--- Exercise goal ---
Only the pictures are to be left out; set down the rest of the records exactly.

---------- Input material ----------

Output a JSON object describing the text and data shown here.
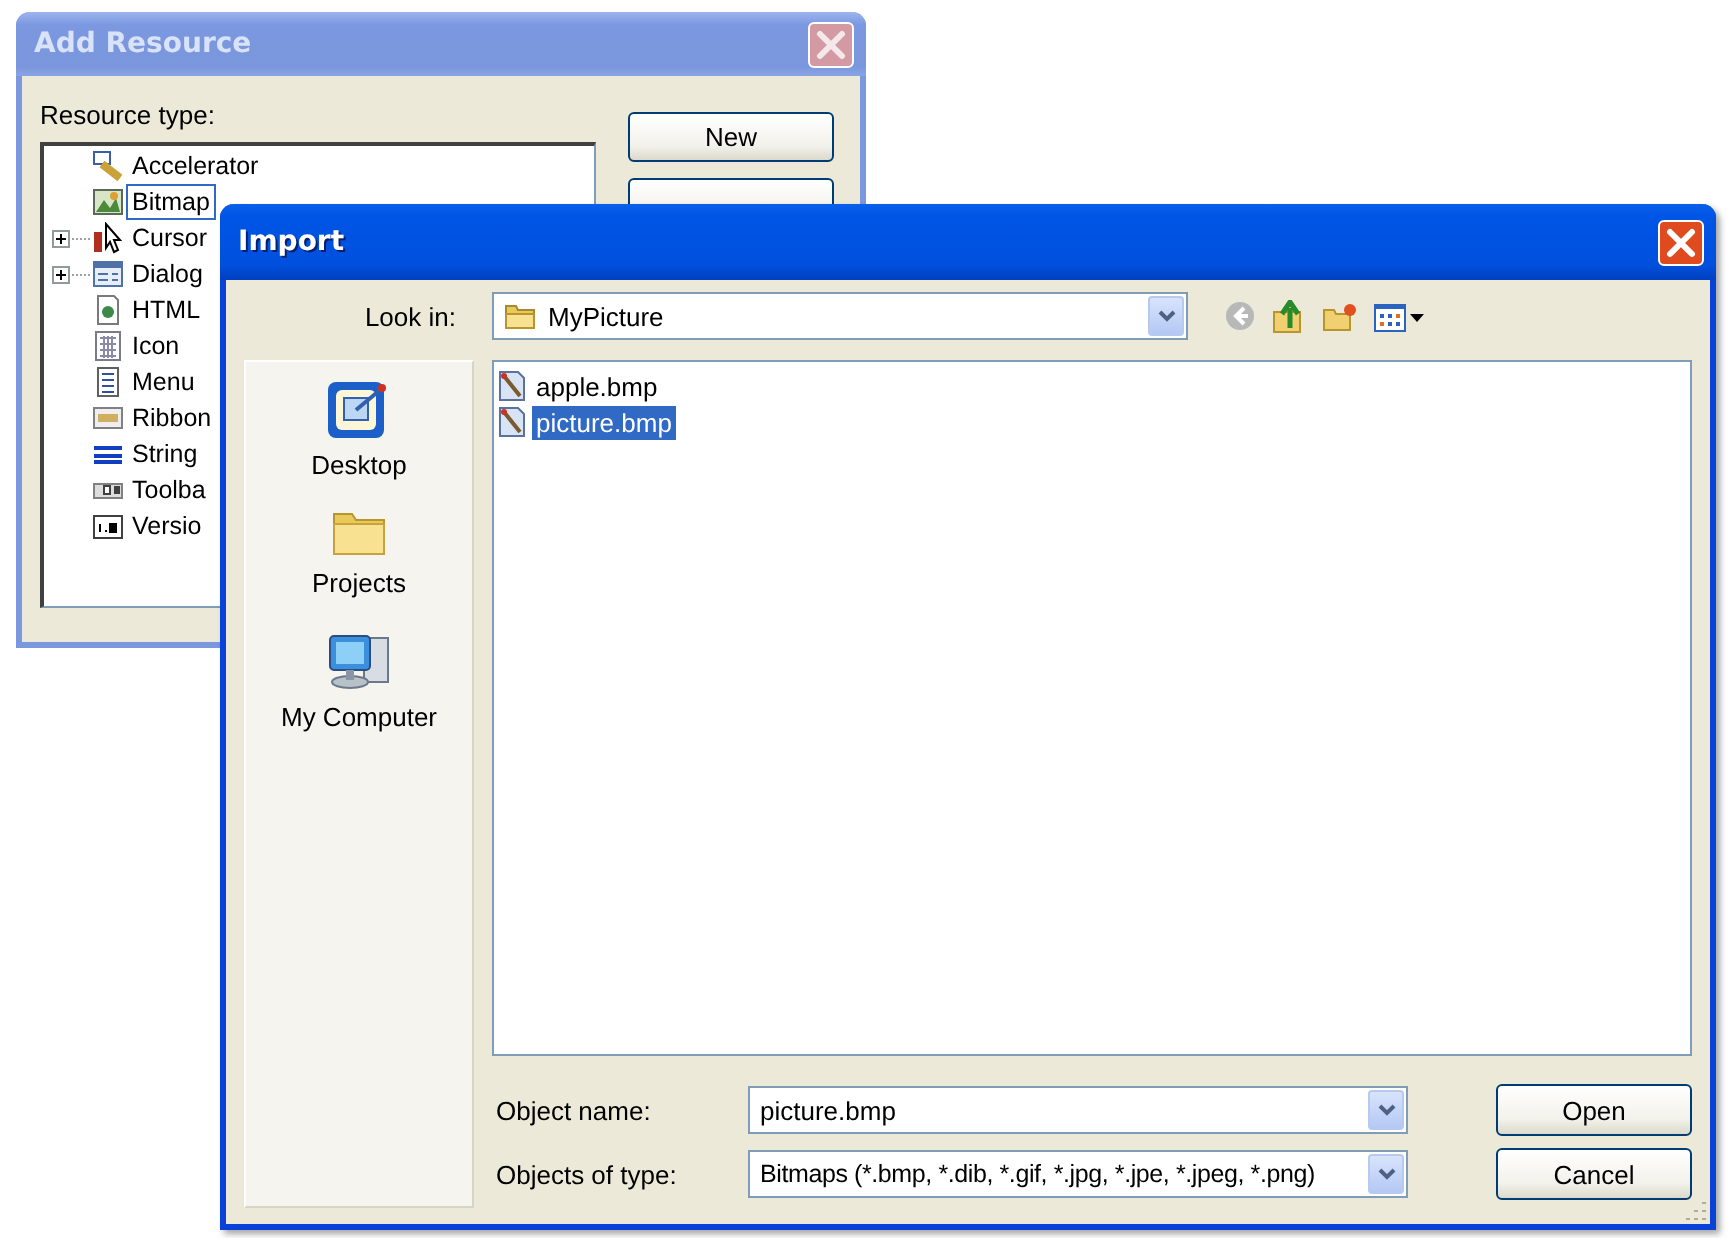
{
  "add_resource": {
    "title": "Add Resource",
    "label": "Resource type:",
    "tree": [
      {
        "label": "Accelerator",
        "kind": "accelerator",
        "expander": false,
        "focused": false
      },
      {
        "label": "Bitmap",
        "kind": "bitmap",
        "expander": false,
        "focused": true
      },
      {
        "label": "Cursor",
        "kind": "cursor",
        "expander": true,
        "focused": false
      },
      {
        "label": "Dialog",
        "kind": "dialog",
        "expander": true,
        "focused": false
      },
      {
        "label": "HTML",
        "kind": "html",
        "expander": false,
        "focused": false
      },
      {
        "label": "Icon",
        "kind": "icon",
        "expander": false,
        "focused": false
      },
      {
        "label": "Menu",
        "kind": "menu",
        "expander": false,
        "focused": false
      },
      {
        "label": "Ribbon",
        "kind": "ribbon",
        "expander": false,
        "focused": false
      },
      {
        "label": "String",
        "kind": "string",
        "expander": false,
        "focused": false
      },
      {
        "label": "Toolba",
        "kind": "toolbar",
        "expander": false,
        "focused": false
      },
      {
        "label": "Versio",
        "kind": "version",
        "expander": false,
        "focused": false
      }
    ],
    "buttons": [
      {
        "kind": "labeled",
        "label": "New"
      },
      {
        "kind": "covered"
      }
    ]
  },
  "import_dialog": {
    "title": "Import",
    "look_in": {
      "label": "Look in:",
      "value": "MyPicture"
    },
    "places": [
      {
        "label": "Desktop",
        "kind": "desktop"
      },
      {
        "label": "Projects",
        "kind": "folder"
      },
      {
        "label": "My Computer",
        "kind": "computer"
      }
    ],
    "files": [
      {
        "name": "apple.bmp",
        "selected": false
      },
      {
        "name": "picture.bmp",
        "selected": true
      }
    ],
    "object_name": {
      "label": "Object name:",
      "value": "picture.bmp"
    },
    "object_type": {
      "label": "Objects of type:",
      "value": "Bitmaps (*.bmp, *.dib, *.gif, *.jpg, *.jpe, *.jpeg, *.png)"
    },
    "buttons": [
      "Open",
      "Cancel"
    ]
  }
}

----------

--- The solution ---
Output a JSON object describing the text and data shown here.
{
  "add_resource": {
    "title": "Add Resource",
    "label": "Resource type:",
    "tree": [
      {
        "label": "Accelerator",
        "kind": "accelerator",
        "expander": false,
        "focused": false
      },
      {
        "label": "Bitmap",
        "kind": "bitmap",
        "expander": false,
        "focused": true
      },
      {
        "label": "Cursor",
        "kind": "cursor",
        "expander": true,
        "focused": false
      },
      {
        "label": "Dialog",
        "kind": "dialog",
        "expander": true,
        "focused": false
      },
      {
        "label": "HTML",
        "kind": "html",
        "expander": false,
        "focused": false
      },
      {
        "label": "Icon",
        "kind": "icon",
        "expander": false,
        "focused": false
      },
      {
        "label": "Menu",
        "kind": "menu",
        "expander": false,
        "focused": false
      },
      {
        "label": "Ribbon",
        "kind": "ribbon",
        "expander": false,
        "focused": false
      },
      {
        "label": "String",
        "kind": "string",
        "expander": false,
        "focused": false
      },
      {
        "label": "Toolba",
        "kind": "toolbar",
        "expander": false,
        "focused": false
      },
      {
        "label": "Versio",
        "kind": "version",
        "expander": false,
        "focused": false
      }
    ],
    "buttons": [
      {
        "kind": "labeled",
        "label": "New"
      },
      {
        "kind": "covered"
      }
    ]
  },
  "import_dialog": {
    "title": "Import",
    "look_in": {
      "label": "Look in:",
      "value": "MyPicture"
    },
    "places": [
      {
        "label": "Desktop",
        "kind": "desktop"
      },
      {
        "label": "Projects",
        "kind": "folder"
      },
      {
        "label": "My Computer",
        "kind": "computer"
      }
    ],
    "files": [
      {
        "name": "apple.bmp",
        "selected": false
      },
      {
        "name": "picture.bmp",
        "selected": true
      }
    ],
    "object_name": {
      "label": "Object name:",
      "value": "picture.bmp"
    },
    "object_type": {
      "label": "Objects of type:",
      "value": "Bitmaps (*.bmp, *.dib, *.gif, *.jpg, *.jpe, *.jpeg, *.png)"
    },
    "buttons": [
      "Open",
      "Cancel"
    ]
  }
}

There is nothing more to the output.